(Data excerpts)
+++++
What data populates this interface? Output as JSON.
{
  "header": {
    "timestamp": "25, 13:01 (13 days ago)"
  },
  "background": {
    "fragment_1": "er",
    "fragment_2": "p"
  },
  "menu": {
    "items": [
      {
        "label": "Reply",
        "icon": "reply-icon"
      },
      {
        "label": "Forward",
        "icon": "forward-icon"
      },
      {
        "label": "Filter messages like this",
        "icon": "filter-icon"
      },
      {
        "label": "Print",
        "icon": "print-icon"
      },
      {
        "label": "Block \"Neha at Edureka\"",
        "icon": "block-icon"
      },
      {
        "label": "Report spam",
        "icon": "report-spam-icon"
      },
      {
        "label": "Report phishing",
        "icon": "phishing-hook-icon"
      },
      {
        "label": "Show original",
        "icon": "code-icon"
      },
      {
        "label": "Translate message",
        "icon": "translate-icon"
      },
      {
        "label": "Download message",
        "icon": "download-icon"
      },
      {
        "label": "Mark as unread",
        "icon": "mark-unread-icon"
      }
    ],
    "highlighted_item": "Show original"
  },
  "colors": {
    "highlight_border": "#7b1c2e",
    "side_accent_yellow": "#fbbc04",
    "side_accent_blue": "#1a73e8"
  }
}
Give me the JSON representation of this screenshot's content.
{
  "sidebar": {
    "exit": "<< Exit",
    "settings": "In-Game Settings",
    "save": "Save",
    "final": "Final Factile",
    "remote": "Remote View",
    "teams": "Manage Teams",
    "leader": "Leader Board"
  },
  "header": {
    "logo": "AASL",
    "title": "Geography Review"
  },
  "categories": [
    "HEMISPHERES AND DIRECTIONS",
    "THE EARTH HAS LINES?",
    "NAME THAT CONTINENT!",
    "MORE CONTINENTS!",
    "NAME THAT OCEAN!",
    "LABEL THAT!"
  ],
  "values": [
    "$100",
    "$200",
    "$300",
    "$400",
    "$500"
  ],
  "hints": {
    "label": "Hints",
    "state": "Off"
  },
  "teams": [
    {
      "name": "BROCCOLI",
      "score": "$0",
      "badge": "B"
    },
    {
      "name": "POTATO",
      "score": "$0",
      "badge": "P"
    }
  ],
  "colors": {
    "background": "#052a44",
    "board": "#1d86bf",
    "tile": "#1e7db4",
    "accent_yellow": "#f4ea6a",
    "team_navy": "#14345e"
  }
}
+++++
Identify which lines contain the word "original" and copy each one.

        "label": "Show original",
    "highlighted_item": "Show original"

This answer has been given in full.